[Records about charts and figures]
===

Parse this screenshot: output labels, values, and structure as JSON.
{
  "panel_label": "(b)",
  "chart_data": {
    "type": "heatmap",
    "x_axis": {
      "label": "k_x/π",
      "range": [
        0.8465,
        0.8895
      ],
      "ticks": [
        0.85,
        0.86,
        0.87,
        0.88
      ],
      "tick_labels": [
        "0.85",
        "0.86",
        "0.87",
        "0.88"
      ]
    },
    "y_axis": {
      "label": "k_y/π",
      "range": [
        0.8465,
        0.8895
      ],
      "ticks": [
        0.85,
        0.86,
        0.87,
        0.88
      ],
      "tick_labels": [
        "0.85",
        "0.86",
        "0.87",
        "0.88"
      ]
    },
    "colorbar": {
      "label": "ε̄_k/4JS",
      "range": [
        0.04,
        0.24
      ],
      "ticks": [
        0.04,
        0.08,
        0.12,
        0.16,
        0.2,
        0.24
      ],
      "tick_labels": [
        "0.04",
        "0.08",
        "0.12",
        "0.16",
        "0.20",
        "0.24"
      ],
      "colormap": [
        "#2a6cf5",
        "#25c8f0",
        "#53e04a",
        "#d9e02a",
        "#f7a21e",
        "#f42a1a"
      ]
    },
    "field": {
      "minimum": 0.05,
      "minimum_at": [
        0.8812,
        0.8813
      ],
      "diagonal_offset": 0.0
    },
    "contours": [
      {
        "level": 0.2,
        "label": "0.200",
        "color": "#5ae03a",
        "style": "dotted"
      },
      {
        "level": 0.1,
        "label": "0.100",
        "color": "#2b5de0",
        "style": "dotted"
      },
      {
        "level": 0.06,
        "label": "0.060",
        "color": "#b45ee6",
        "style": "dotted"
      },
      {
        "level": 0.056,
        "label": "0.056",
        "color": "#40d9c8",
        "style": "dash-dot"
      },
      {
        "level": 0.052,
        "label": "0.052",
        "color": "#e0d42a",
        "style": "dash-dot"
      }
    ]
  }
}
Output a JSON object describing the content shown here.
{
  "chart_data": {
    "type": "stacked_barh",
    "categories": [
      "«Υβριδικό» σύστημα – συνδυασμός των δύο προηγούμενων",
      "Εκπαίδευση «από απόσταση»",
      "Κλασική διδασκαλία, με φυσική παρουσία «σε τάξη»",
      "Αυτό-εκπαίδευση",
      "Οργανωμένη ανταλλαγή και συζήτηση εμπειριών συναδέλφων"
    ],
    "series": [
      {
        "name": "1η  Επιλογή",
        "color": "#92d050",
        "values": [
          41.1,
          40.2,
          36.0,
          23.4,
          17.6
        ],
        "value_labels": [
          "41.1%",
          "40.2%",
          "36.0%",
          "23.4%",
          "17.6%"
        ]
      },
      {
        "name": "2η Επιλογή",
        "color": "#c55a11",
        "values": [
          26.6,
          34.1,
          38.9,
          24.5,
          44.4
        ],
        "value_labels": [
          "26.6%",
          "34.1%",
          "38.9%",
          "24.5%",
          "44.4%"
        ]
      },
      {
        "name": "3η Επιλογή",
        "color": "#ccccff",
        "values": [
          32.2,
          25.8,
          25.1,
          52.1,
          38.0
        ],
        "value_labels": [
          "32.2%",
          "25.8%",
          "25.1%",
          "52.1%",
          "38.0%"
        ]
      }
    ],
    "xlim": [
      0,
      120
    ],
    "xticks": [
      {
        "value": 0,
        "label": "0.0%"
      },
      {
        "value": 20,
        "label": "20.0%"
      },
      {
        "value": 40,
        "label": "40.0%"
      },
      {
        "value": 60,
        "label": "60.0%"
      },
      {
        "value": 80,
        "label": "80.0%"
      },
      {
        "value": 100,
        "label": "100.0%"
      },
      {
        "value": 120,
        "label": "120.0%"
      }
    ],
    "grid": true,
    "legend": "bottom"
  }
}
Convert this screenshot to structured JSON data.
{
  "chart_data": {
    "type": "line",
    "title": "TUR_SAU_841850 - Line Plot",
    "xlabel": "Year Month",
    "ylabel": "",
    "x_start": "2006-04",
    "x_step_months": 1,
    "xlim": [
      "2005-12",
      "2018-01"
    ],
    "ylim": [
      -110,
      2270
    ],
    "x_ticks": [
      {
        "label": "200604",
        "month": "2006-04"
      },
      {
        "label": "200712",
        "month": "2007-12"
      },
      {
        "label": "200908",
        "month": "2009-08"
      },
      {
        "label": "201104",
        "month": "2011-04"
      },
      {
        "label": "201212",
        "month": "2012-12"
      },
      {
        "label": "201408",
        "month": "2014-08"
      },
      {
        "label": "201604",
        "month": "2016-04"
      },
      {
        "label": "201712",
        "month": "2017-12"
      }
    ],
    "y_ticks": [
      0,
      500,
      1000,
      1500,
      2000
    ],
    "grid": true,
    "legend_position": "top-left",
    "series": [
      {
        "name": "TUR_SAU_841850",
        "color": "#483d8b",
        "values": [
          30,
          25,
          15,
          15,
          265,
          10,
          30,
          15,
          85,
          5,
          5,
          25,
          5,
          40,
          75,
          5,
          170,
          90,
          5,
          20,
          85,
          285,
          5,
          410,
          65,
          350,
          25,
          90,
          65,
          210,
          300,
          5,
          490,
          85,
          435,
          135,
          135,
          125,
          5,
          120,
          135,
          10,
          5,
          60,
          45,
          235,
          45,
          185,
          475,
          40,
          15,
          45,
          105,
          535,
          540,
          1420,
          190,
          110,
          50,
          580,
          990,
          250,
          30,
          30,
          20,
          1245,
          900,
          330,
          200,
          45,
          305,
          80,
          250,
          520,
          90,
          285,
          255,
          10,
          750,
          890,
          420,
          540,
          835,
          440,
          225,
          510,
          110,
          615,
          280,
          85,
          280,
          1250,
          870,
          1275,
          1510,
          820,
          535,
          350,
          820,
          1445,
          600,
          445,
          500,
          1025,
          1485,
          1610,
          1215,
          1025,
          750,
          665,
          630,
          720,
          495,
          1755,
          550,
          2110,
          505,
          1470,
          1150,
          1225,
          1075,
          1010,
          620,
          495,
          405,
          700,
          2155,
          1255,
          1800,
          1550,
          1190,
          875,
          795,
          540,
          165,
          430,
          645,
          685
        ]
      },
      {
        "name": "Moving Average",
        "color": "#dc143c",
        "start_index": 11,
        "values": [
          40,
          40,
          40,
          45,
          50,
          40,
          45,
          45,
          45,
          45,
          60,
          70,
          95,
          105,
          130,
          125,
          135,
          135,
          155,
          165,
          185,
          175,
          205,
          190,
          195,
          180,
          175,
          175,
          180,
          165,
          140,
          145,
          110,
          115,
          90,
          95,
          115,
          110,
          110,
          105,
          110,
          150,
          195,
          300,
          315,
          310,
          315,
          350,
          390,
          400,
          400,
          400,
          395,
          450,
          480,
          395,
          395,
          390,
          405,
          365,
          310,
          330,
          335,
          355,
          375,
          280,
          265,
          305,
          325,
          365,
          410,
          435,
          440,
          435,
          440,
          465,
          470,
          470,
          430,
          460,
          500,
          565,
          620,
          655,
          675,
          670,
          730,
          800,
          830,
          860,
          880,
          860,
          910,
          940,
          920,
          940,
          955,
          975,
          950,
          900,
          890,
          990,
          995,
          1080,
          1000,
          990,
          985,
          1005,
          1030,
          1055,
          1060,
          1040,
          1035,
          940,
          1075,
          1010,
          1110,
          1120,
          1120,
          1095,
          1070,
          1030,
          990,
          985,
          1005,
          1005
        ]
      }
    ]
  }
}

===

Work to do
How many of the lines above include the string "level"? Reply with the number by itself.

Completed exercise
5